## Exercise details
Collect each line of the entries that holds the string "subtitle".

○ ○ ○ ○ ○

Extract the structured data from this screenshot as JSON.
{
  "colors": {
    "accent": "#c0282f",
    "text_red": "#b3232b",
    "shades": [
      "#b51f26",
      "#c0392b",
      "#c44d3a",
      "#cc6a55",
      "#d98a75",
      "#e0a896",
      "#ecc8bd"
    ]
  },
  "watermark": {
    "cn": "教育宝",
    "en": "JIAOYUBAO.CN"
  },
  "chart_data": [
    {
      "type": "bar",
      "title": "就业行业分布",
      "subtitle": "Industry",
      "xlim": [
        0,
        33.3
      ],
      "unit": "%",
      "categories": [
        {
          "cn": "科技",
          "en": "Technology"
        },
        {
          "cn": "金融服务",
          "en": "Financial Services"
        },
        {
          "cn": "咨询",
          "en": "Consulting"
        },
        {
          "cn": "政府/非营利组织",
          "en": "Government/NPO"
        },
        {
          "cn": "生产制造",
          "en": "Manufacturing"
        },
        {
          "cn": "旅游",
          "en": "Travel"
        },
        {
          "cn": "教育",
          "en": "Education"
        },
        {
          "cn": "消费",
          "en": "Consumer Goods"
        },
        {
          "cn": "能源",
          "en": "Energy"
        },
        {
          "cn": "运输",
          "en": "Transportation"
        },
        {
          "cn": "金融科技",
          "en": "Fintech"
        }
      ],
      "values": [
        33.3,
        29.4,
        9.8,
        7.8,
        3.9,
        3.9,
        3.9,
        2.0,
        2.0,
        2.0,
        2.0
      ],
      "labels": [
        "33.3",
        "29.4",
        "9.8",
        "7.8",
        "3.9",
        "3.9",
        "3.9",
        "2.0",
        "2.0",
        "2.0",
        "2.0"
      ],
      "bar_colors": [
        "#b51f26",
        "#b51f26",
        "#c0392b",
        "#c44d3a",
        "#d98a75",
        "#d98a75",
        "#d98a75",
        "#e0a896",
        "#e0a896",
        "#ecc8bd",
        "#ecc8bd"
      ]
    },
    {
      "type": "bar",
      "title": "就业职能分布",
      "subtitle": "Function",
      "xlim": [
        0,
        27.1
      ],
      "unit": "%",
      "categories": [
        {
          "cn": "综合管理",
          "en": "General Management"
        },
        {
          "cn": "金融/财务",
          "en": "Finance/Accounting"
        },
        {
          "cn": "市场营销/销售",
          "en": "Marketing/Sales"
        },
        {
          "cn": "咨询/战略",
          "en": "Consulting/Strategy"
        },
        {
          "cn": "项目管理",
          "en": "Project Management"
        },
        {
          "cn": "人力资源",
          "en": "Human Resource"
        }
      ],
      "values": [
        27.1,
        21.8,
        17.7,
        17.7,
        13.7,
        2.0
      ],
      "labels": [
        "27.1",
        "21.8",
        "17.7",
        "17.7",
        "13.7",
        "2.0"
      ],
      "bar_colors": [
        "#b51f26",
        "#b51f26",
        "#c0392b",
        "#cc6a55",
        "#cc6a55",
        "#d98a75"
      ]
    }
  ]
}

○ ○ ○ ○ ○

## Final result
      "subtitle": "Industry",
      "subtitle": "Function",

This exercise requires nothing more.